## PAGE EXTRACT
_ _ _ _ _ _ _
Oh, so that's why the team is called "the Eagles."

As soon as the game begins, you are just inundated with action. We've got blue-tinged zombies firing handguns at you from point-blank range, rabid undead dogs jumping at your jugular and holy shit, there are even some reanimated corpses in the background lobbing knives at you! Thankfully, it keeps raining more ammunition from the heavens, so you never really have to worry about running low on bullets. And if you are wondering if this game prides itself on pre-ESRB sadism? Well, the overweight ghouls exploding in a shower of meaty, undead blood and guts and the undead pooches whimpering like scalded pups whenever you pop a cap in 'em pretty much tells you everything you need to no, don't it?

Even in a zombie Armageddon, you just
can't keep women from shopping.
_ _ _ _ _ _ _
## PROBLEM REQUIREMENTS
Write out the stretch of the zombie game review from "Oh, so that's" through "women from shopping.".
_ _ _ _ _ _ _
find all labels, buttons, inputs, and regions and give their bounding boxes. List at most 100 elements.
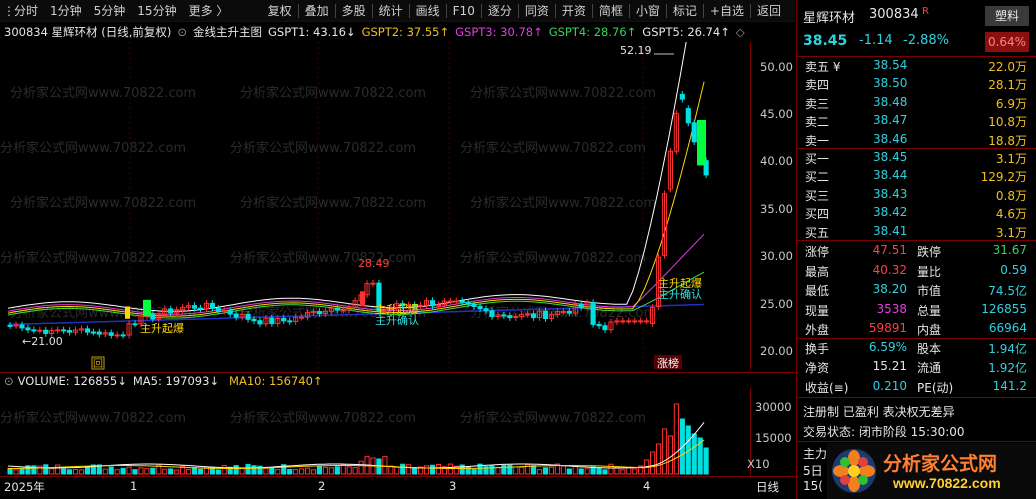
candle-body: [299, 316, 305, 319]
r-mark: R: [922, 6, 929, 17]
stats-label: 总量: [917, 303, 942, 318]
minute-detail-button[interactable]: 逐分: [482, 0, 518, 22]
volume-bar: [566, 468, 572, 475]
simple-frame-button[interactable]: 简框: [593, 0, 629, 22]
candle-body: [7, 324, 13, 327]
volume-value: VOLUME: 126855↓: [17, 373, 127, 388]
same-capital-button[interactable]: 同资: [519, 0, 555, 22]
bids-row[interactable]: 买五 38.41 3.1万: [797, 223, 1036, 241]
stats-value: 0.59: [1000, 262, 1027, 277]
bids-price: 38.44: [873, 168, 908, 183]
tab-1min[interactable]: 1分钟: [44, 0, 88, 22]
candle-body: [209, 302, 215, 309]
stats-value: 47.51: [872, 243, 907, 257]
candle-body: [132, 323, 138, 326]
bids-row[interactable]: 买二 38.44 129.2万: [797, 167, 1036, 185]
statistics-button[interactable]: 统计: [373, 0, 409, 22]
candle-body: [257, 320, 263, 325]
candle-body: [453, 300, 459, 303]
bids-volume: 3.1万: [995, 225, 1027, 240]
candle-body: [31, 329, 37, 332]
volume-bar: [471, 469, 477, 475]
fund-row: 换手 6.59% 股本 1.94亿: [797, 339, 1036, 357]
draw-line-button[interactable]: 画线: [410, 0, 446, 22]
volume-tick: 30000: [755, 400, 792, 414]
quote-panel: 星辉环材 300834 R 塑料 38.45 -1.14 -2.88% 0.64…: [796, 0, 1036, 499]
gspt4-value: GSPT4: 28.76↑: [548, 25, 637, 39]
volume-bar: [126, 466, 132, 475]
candle-body: [590, 302, 596, 325]
gspt-lines: [7, 42, 705, 326]
asks-volume: 6.9万: [995, 96, 1027, 111]
bids-row[interactable]: 买一 38.45 3.1万: [797, 149, 1036, 167]
asks-price: 38.54: [873, 58, 908, 72]
adjust-button[interactable]: 复权: [262, 0, 298, 22]
volume-bar: [215, 469, 221, 475]
multi-stock-button[interactable]: 多股: [336, 0, 372, 22]
bids-row[interactable]: 买四 38.42 4.6万: [797, 204, 1036, 222]
back-button[interactable]: 返回: [751, 0, 795, 22]
quote-header: 星辉环材 300834 R 塑料: [797, 6, 1036, 26]
logo-title: 分析家公式网: [883, 453, 998, 475]
signal-candle: [360, 291, 365, 307]
fund-row: 净资 15.21 流通 1.92亿: [797, 358, 1036, 376]
asks-row[interactable]: 卖五 ¥ 38.54 22.0万: [797, 57, 1036, 75]
volume-bar: [174, 469, 180, 475]
volume-bar: [429, 464, 436, 475]
asks-row[interactable]: 卖二 38.47 10.8万: [797, 112, 1036, 130]
volume-bar: [423, 465, 430, 475]
candle-body: [370, 282, 376, 285]
tab-5min[interactable]: 5分钟: [88, 0, 132, 22]
tab-intraday[interactable]: 分时: [8, 0, 44, 22]
mark-button[interactable]: 标记: [667, 0, 703, 22]
volume-bar: [394, 466, 400, 475]
volume-bar: [162, 468, 168, 475]
volume-dropdown-icon[interactable]: ⊙: [4, 374, 14, 388]
volume-bar: [245, 463, 251, 475]
asks-row[interactable]: 卖四 38.50 28.1万: [797, 75, 1036, 93]
candles: [7, 91, 709, 339]
volume-bar: [620, 469, 626, 475]
volume-bar: [322, 466, 328, 475]
price-tick: 20.00: [760, 344, 793, 358]
candle-body: [191, 305, 198, 309]
volume-ma5: MA5: 197093↓: [132, 373, 220, 388]
candle-body: [120, 334, 126, 337]
candle-body: [447, 300, 453, 303]
small-window-button[interactable]: 小窗: [630, 0, 666, 22]
period-selector[interactable]: 日线: [756, 479, 779, 495]
date-month: 2: [318, 479, 326, 493]
add-watchlist-button[interactable]: +自选: [704, 0, 750, 22]
bids-price: 38.45: [873, 150, 908, 164]
main-force-label: 主力: [803, 447, 828, 461]
volume-bar: [584, 468, 590, 475]
volume-bar: [495, 467, 501, 475]
candle-body: [459, 300, 465, 303]
asks-row[interactable]: 卖三 38.48 6.9万: [797, 94, 1036, 112]
tab-15min[interactable]: 15分钟: [131, 0, 182, 22]
volume-chart[interactable]: [0, 388, 750, 476]
indicator-dropdown-icon[interactable]: ⊙: [177, 25, 187, 39]
volume-bar: [168, 468, 174, 475]
candle-body: [55, 329, 61, 332]
candle-body: [251, 318, 257, 322]
fifteen-label: 15(: [803, 479, 823, 493]
volume-bar: [102, 468, 108, 475]
candlestick-chart[interactable]: ←21.00 28.49 52.19 主升起爆 主升起爆 主升确认 主升起爆 主…: [0, 42, 750, 370]
asks-volume: 28.1万: [988, 78, 1027, 93]
asks-price: 38.50: [873, 76, 908, 91]
site-logo: 分析家公式网 www.70822.com: [827, 443, 1036, 499]
indicator-name[interactable]: 金线主升主图: [193, 24, 262, 40]
overlay-button[interactable]: 叠加: [299, 0, 335, 22]
expand-icon[interactable]: ◇: [736, 25, 745, 39]
tab-more[interactable]: 更多 〉: [183, 0, 235, 22]
asks-row[interactable]: 卖一 38.46 18.8万: [797, 131, 1036, 149]
volume-bar: [489, 465, 495, 475]
open-capital-button[interactable]: 开资: [556, 0, 592, 22]
bids-row[interactable]: 买三 38.43 0.8万: [797, 186, 1036, 204]
f10-button[interactable]: F10: [447, 0, 481, 22]
gspt1-line: [7, 42, 687, 312]
sector-tag[interactable]: 塑料: [985, 6, 1029, 26]
sector-change: 0.64%: [985, 32, 1029, 52]
candle-body: [596, 323, 602, 327]
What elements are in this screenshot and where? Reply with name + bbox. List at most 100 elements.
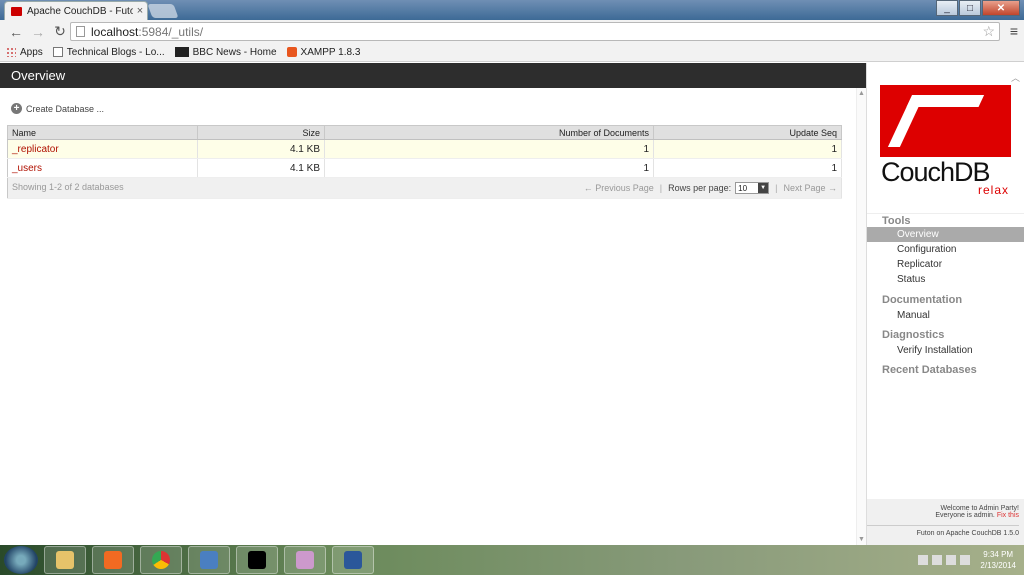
forward-arrow-icon[interactable]: → <box>27 24 49 40</box>
taskbar-dolphin[interactable] <box>188 546 230 574</box>
sidebar-footer: Welcome to Admin Party! Everyone is admi… <box>867 499 1024 545</box>
table-row: _users 4.1 KB 1 1 <box>7 158 842 178</box>
tools-section: Tools Overview Configuration Replicator … <box>867 213 1024 287</box>
sidebar-item-manual[interactable]: Manual <box>867 308 1024 323</box>
admin-text: Everyone is admin. <box>935 512 995 519</box>
bookmark-apps[interactable]: Apps <box>6 47 43 58</box>
db-seq-cell: 1 <box>653 158 842 178</box>
bookmark-xampp[interactable]: XAMPP 1.8.3 <box>286 46 361 58</box>
browser-menu-icon[interactable]: ≡ <box>1010 23 1018 39</box>
create-database-label: Create Database ... <box>26 103 105 114</box>
sidebar: ︿ CouchDB relax Tools Overview Configura… <box>866 63 1024 545</box>
sidebar-item-replicator[interactable]: Replicator <box>867 257 1024 272</box>
bookmark-technical-blogs[interactable]: Technical Blogs - Lo... <box>52 46 165 58</box>
next-page-link[interactable]: Next Page → <box>783 183 837 193</box>
column-header-documents[interactable]: Number of Documents <box>324 125 654 140</box>
address-bar[interactable]: localhost:5984/_utils/ ☆ <box>70 22 1000 41</box>
tray-volume-icon[interactable] <box>960 555 971 565</box>
welcome-message: Welcome to Admin Party! <box>940 505 1019 512</box>
bookmark-star-icon[interactable]: ☆ <box>982 23 995 40</box>
apps-icon <box>6 47 16 57</box>
browser-toolbar: ← → ↻ localhost:5984/_utils/ ☆ ≡ <box>0 20 1024 43</box>
taskbar-xampp[interactable] <box>92 546 134 574</box>
db-seq-cell: 1 <box>653 139 842 159</box>
column-header-name[interactable]: Name <box>7 125 198 140</box>
diagnostics-section: Diagnostics Verify Installation <box>867 329 1024 358</box>
taskbar-explorer[interactable] <box>44 546 86 574</box>
tab-title: Apache CouchDB - Futon <box>27 5 133 17</box>
taskbar-paint[interactable] <box>284 546 326 574</box>
db-name-cell: _replicator <box>7 139 198 159</box>
db-size-cell: 4.1 KB <box>197 139 325 159</box>
folder-icon <box>56 551 74 569</box>
databases-table: Name Size Number of Documents Update Seq… <box>7 125 842 199</box>
rows-per-page-label: Rows per page: <box>668 183 732 193</box>
column-header-size[interactable]: Size <box>197 125 325 140</box>
browser-titlebar: Apache CouchDB - Futon × _ □ ✕ <box>0 0 1024 20</box>
couchdb-favicon-icon <box>11 6 22 16</box>
taskbar-word[interactable] <box>332 546 374 574</box>
db-link-users[interactable]: _users <box>12 163 42 174</box>
tray-flag-icon[interactable] <box>918 555 929 565</box>
close-tab-icon[interactable]: × <box>133 5 147 17</box>
db-docs-cell: 1 <box>324 139 654 159</box>
pager-cell: Showing 1-2 of 2 databases ← Previous Pa… <box>7 177 842 199</box>
diagnostics-heading: Diagnostics <box>882 329 945 341</box>
plus-icon: + <box>11 103 22 114</box>
window-controls: _ □ ✕ <box>935 0 1020 16</box>
bookmark-label: XAMPP 1.8.3 <box>300 46 361 58</box>
paint-icon <box>296 551 314 569</box>
taskbar-chrome[interactable] <box>140 546 182 574</box>
tools-heading: Tools <box>867 213 1024 227</box>
column-header-update-seq[interactable]: Update Seq <box>653 125 842 140</box>
admin-message: Everyone is admin. Fix this <box>867 512 1019 519</box>
scroll-down-icon[interactable]: ▼ <box>858 536 865 543</box>
tray-app-icon[interactable] <box>932 555 943 565</box>
clock-date: 2/13/2014 <box>980 561 1016 570</box>
new-tab-button[interactable] <box>147 4 179 18</box>
chevron-down-icon: ▼ <box>758 183 769 193</box>
bookmark-label: Technical Blogs - Lo... <box>66 46 165 58</box>
pager-separator: | <box>775 183 778 193</box>
reload-icon[interactable]: ↻ <box>49 23 71 40</box>
start-button-icon[interactable] <box>4 546 38 574</box>
sidebar-item-status[interactable]: Status <box>867 272 1024 287</box>
maximize-button[interactable]: □ <box>959 0 981 16</box>
rows-per-page-select[interactable]: 10 ▼ <box>735 182 770 194</box>
scroll-up-icon[interactable]: ▲ <box>858 90 865 97</box>
bookmark-bbc-news[interactable]: BBC News - Home <box>174 47 277 58</box>
recent-databases-section: Recent Databases <box>867 364 1024 378</box>
documentation-heading: Documentation <box>882 294 963 306</box>
xampp-icon <box>286 47 297 57</box>
os-taskbar: 9:34 PM 2/13/2014 <box>0 545 1024 575</box>
taskbar-d-app[interactable] <box>236 546 278 574</box>
close-window-button[interactable]: ✕ <box>982 0 1020 16</box>
word-icon <box>344 551 362 569</box>
version-info: Futon on Apache CouchDB 1.5.0 <box>867 525 1019 537</box>
sidebar-item-overview[interactable]: Overview <box>867 227 1024 242</box>
clock-time: 9:34 PM <box>983 550 1014 559</box>
db-name-cell: _users <box>7 158 198 178</box>
browser-tab[interactable]: Apache CouchDB - Futon × <box>4 1 148 20</box>
system-tray: 9:34 PM 2/13/2014 <box>864 545 1024 575</box>
minimize-button[interactable]: _ <box>936 0 958 16</box>
document-icon <box>52 47 63 57</box>
tray-network-icon[interactable] <box>946 555 957 565</box>
sidebar-item-verify-installation[interactable]: Verify Installation <box>867 343 1024 358</box>
sidebar-item-configuration[interactable]: Configuration <box>867 242 1024 257</box>
pager-separator: | <box>659 183 663 193</box>
back-arrow-icon[interactable]: ← <box>5 24 27 40</box>
table-pager-row: Showing 1-2 of 2 databases ← Previous Pa… <box>7 177 842 199</box>
db-link-replicator[interactable]: _replicator <box>12 144 59 155</box>
bookmarks-bar: Apps Technical Blogs - Lo... BBC News - … <box>0 43 1024 62</box>
table-row: _replicator 4.1 KB 1 1 <box>7 139 842 159</box>
url-host: localhost <box>91 24 139 39</box>
previous-page-link[interactable]: ← Previous Page <box>584 183 654 193</box>
fix-this-link[interactable]: Fix this <box>997 512 1019 519</box>
create-database-button[interactable]: + Create Database ... <box>11 103 104 114</box>
sidebar-collapse-icon[interactable]: ︿ <box>1011 71 1020 84</box>
dolphin-icon <box>200 551 218 569</box>
recent-databases-heading: Recent Databases <box>882 364 977 376</box>
system-clock[interactable]: 9:34 PM 2/13/2014 <box>980 549 1016 571</box>
content-scrollbar[interactable]: ▲ ▼ <box>856 88 866 545</box>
_ _ _ _ _ _ _
## RESPONSE
Oh, so that's why the team is called "the Eagles."

As soon as the game begins, you are just inundated with action. We've got blue-tinged zombies firing handguns at you from point-blank range, rabid undead dogs jumping at your jugular and holy shit, there are even some reanimated corpses in the background lobbing knives at you! Thankfully, it keeps raining more ammunition from the heavens, so you never really have to worry about running low on bullets. And if you are wondering if this game prides itself on pre-ESRB sadism? Well, the overweight ghouls exploding in a shower of meaty, undead blood and guts and the undead pooches whimpering like scalded pups whenever you pop a cap in 'em pretty much tells you everything you need to no, don't it?

Even in a zombie Armageddon, you just
can't keep women from shopping.